Stored items
## Begin

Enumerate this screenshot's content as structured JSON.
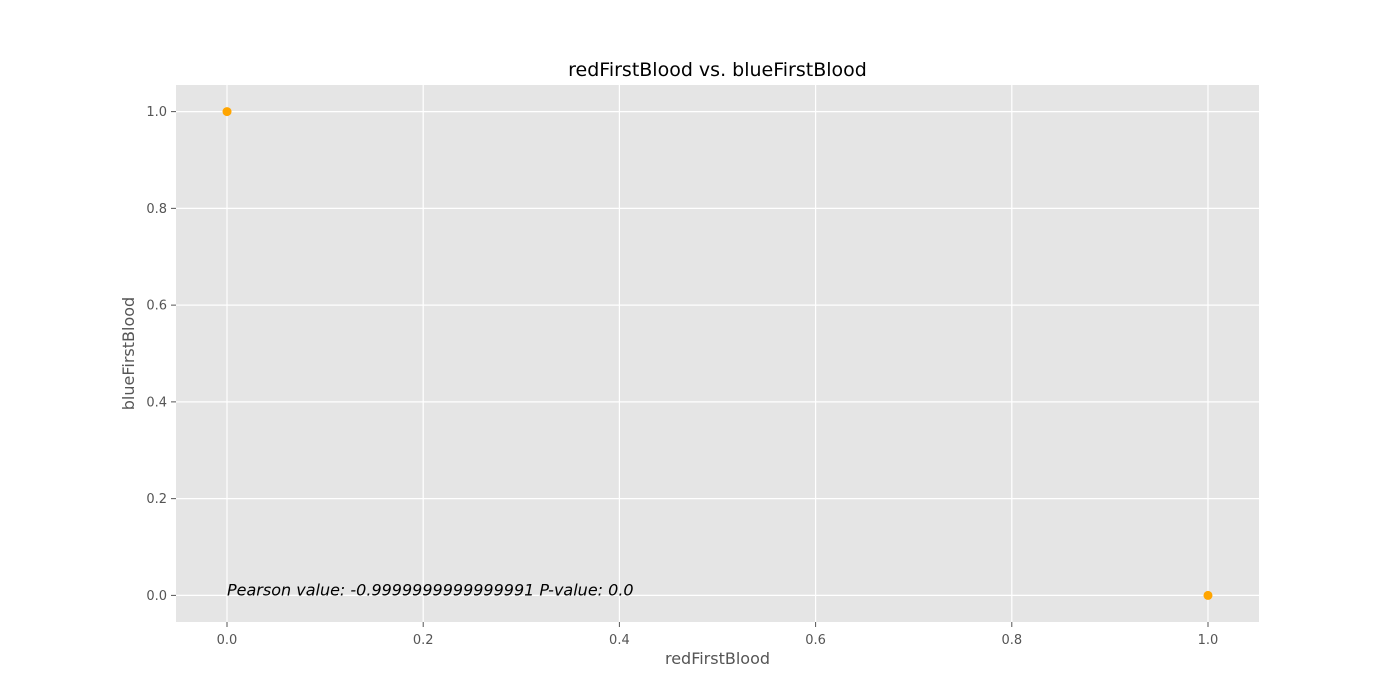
{
  "chart_data": {
    "type": "scatter",
    "title": "redFirstBlood vs. blueFirstBlood",
    "xlabel": "redFirstBlood",
    "ylabel": "blueFirstBlood",
    "xlim": [
      -0.052,
      1.052
    ],
    "ylim": [
      -0.055,
      1.055
    ],
    "x_ticks": [
      0.0,
      0.2,
      0.4,
      0.6,
      0.8,
      1.0
    ],
    "x_tick_labels": [
      "0.0",
      "0.2",
      "0.4",
      "0.6",
      "0.8",
      "1.0"
    ],
    "y_ticks": [
      0.0,
      0.2,
      0.4,
      0.6,
      0.8,
      1.0
    ],
    "y_tick_labels": [
      "0.0",
      "0.2",
      "0.4",
      "0.6",
      "0.8",
      "1.0"
    ],
    "grid": true,
    "series": [
      {
        "x": [
          0,
          1
        ],
        "y": [
          1,
          0
        ]
      }
    ],
    "annotation": {
      "text": "Pearson value: -0.9999999999999991   P-value: 0.0",
      "x": 0.0,
      "y": 0.0
    },
    "colors": {
      "plot_background": "#e5e5e5",
      "grid": "#ffffff",
      "point": "#ffa500",
      "tick_text": "#555555",
      "tick_mark": "#555555",
      "title_text": "#000000"
    }
  }
}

## End

REQUIREMENT
Transcribe the material as is, with images omitted.

TASK ANSWER
Enumerate this screenshot's content as structured JSON.
{
  "chart_data": {
    "type": "scatter",
    "title": "redFirstBlood vs. blueFirstBlood",
    "xlabel": "redFirstBlood",
    "ylabel": "blueFirstBlood",
    "xlim": [
      -0.052,
      1.052
    ],
    "ylim": [
      -0.055,
      1.055
    ],
    "x_ticks": [
      0.0,
      0.2,
      0.4,
      0.6,
      0.8,
      1.0
    ],
    "x_tick_labels": [
      "0.0",
      "0.2",
      "0.4",
      "0.6",
      "0.8",
      "1.0"
    ],
    "y_ticks": [
      0.0,
      0.2,
      0.4,
      0.6,
      0.8,
      1.0
    ],
    "y_tick_labels": [
      "0.0",
      "0.2",
      "0.4",
      "0.6",
      "0.8",
      "1.0"
    ],
    "grid": true,
    "series": [
      {
        "x": [
          0,
          1
        ],
        "y": [
          1,
          0
        ]
      }
    ],
    "annotation": {
      "text": "Pearson value: -0.9999999999999991   P-value: 0.0",
      "x": 0.0,
      "y": 0.0
    },
    "colors": {
      "plot_background": "#e5e5e5",
      "grid": "#ffffff",
      "point": "#ffa500",
      "tick_text": "#555555",
      "tick_mark": "#555555",
      "title_text": "#000000"
    }
  }
}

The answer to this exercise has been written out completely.